> **Written task**
Only the lines from the one bearing "Output the text content of this document." to the final line should be transcribed, exactly and with both ends included. Pictures are to be left out.

(Saved data entries)
——————————

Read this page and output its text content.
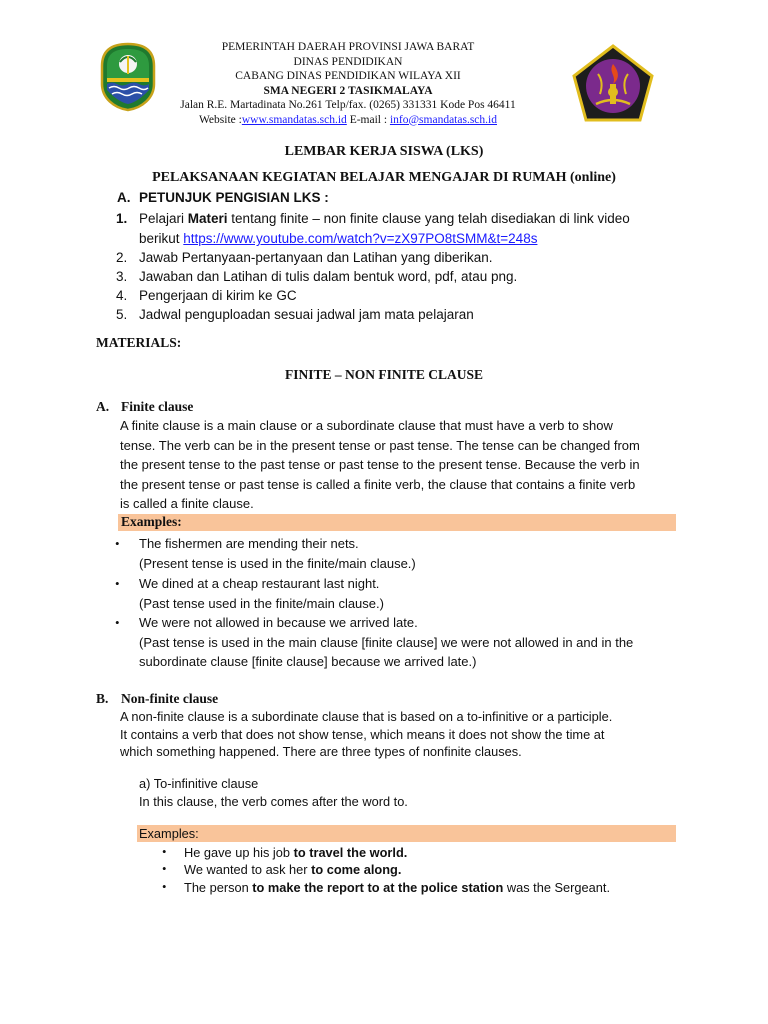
PEMERINTAH DAERAH PROVINSI JAWA BARAT
DINAS PENDIDIKAN
CABANG DINAS PENDIDIKAN WILAYA XII
SMA NEGERI 2 TASIKMALAYA
Jalan R.E. Martadinata No.261 Telp/fax. (0265) 331331 Kode Pos 46411
Website :www.smandatas.sch.id E-mail : info@smandatas.sch.id
LEMBAR KERJA SISWA (LKS)
PELAKSANAAN KEGIATAN BELAJAR MENGAJAR DI RUMAH (online)
A. PETUNJUK PENGISIAN LKS :
1. Pelajari Materi tentang finite – non finite clause yang telah disediakan di link video
berikut https://www.youtube.com/watch?v=zX97PO8tSMM&t=248s
2. Jawab Pertanyaan-pertanyaan dan Latihan yang diberikan.
3. Jawaban dan Latihan di tulis dalam bentuk word, pdf, atau png.
4. Pengerjaan di kirim ke GC
5. Jadwal penguploadan sesuai jadwal jam mata pelajaran
MATERIALS:
FINITE – NON FINITE CLAUSE
A. Finite clause
A finite clause is a main clause or a subordinate clause that must have a verb to show
tense. The verb can be in the present tense or past tense. The tense can be changed from
the present tense to the past tense or past tense to the present tense. Because the verb in
the present tense or past tense is called a finite verb, the clause that contains a finite verb
is called a finite clause.
Examples:
• The fishermen are mending their nets.
(Present tense is used in the finite/main clause.)
• We dined at a cheap restaurant last night.
(Past tense used in the finite/main clause.)
• We were not allowed in because we arrived late.
(Past tense is used in the main clause [finite clause] we were not allowed in and in the
subordinate clause [finite clause] because we arrived late.)
B. Non-finite clause
A non-finite clause is a subordinate clause that is based on a to-infinitive or a participle.
It contains a verb that does not show tense, which means it does not show the time at
which something happened. There are three types of nonfinite clauses.
a) To-infinitive clause
In this clause, the verb comes after the word to.
Examples:
• He gave up his job to travel the world.
• We wanted to ask her to come along.
• The person to make the report to at the police station was the Sergeant.
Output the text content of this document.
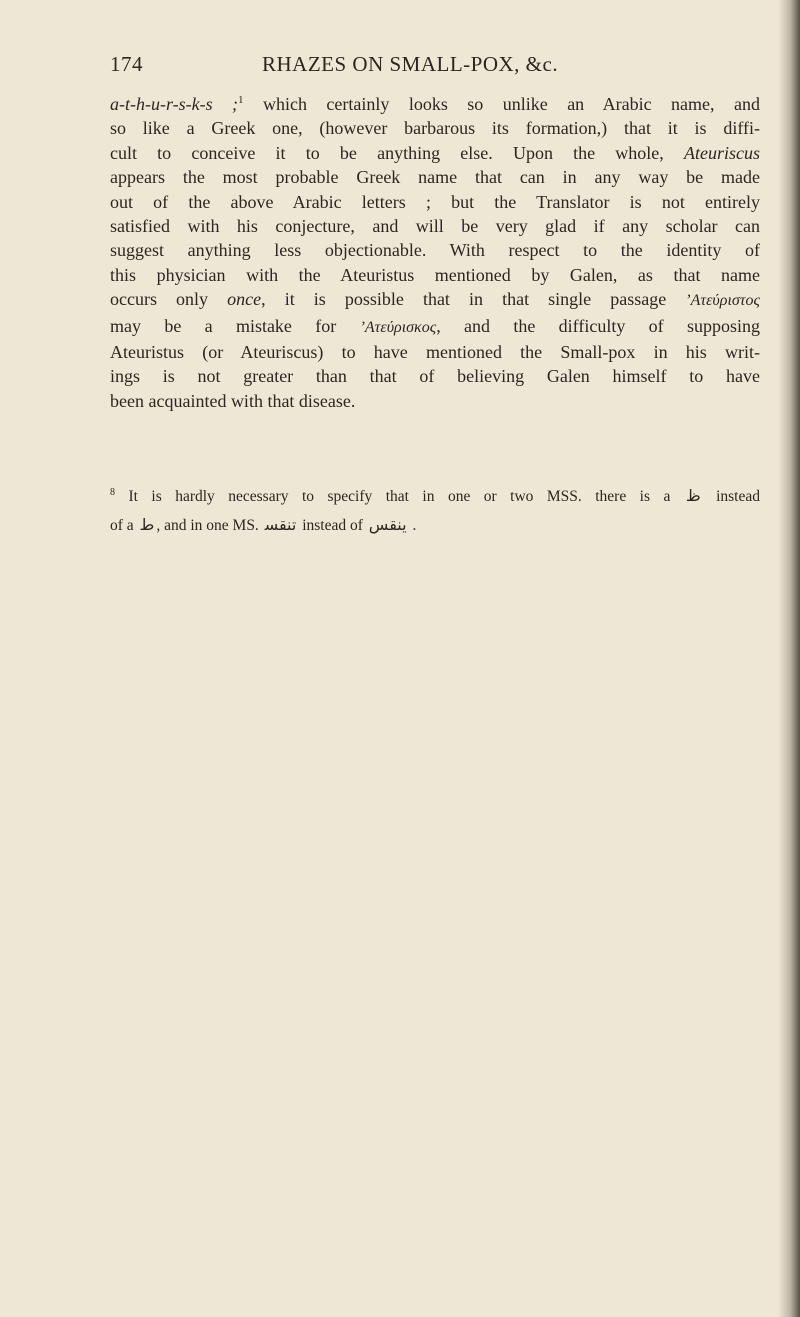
174	RHAZES ON SMALL-POX, &c.
a-t-h-u-r-s-k-s ;$^1$ which certainly looks so unlike an Arabic name, and
so like a Greek one, (however barbarous its formation,) that it is diffi-
cult to conceive it to be anything else. Upon the whole, Ateuriscus
appears the most probable Greek name that can in any way be made
out of the above Arabic letters ; but the Translator is not entirely
satisfied with his conjecture, and will be very glad if any scholar can
suggest anything less objectionable. With respect to the identity of
this physician with the Ateuristus mentioned by Galen, as that name
occurs only once, it is possible that in that single passage ’Ατεύριστος
may be a mistake for ’Ατεύρισκος, and the difficulty of supposing
Ateuristus (or Ateuriscus) to have mentioned the Small-pox in his writ-
ings is not greater than that of believing Galen himself to have
been acquainted with that disease.
$^8$ It is hardly necessary to specify that in one or two MSS. there is a ظ instead
of a ط , and in one MS. ﺗﻨﻘﺴ instead of ﻳﻨﻘﺲ .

——————————

> **Exercise output**
Output the text content of this document.
174	RHAZES ON SMALL-POX, &c.
a-t-h-u-r-s-k-s ;$^1$ which certainly looks so unlike an Arabic name, and
so like a Greek one, (however barbarous its formation,) that it is diffi-
cult to conceive it to be anything else. Upon the whole, Ateuriscus
appears the most probable Greek name that can in any way be made
out of the above Arabic letters ; but the Translator is not entirely
satisfied with his conjecture, and will be very glad if any scholar can
suggest anything less objectionable. With respect to the identity of
this physician with the Ateuristus mentioned by Galen, as that name
occurs only once, it is possible that in that single passage ’Ατεύριστος
may be a mistake for ’Ατεύρισκος, and the difficulty of supposing
Ateuristus (or Ateuriscus) to have mentioned the Small-pox in his writ-
ings is not greater than that of believing Galen himself to have
been acquainted with that disease.
$^8$ It is hardly necessary to specify that in one or two MSS. there is a ظ instead
of a ط , and in one MS. ﺗﻨﻘﺴ instead of ﻳﻨﻘﺲ .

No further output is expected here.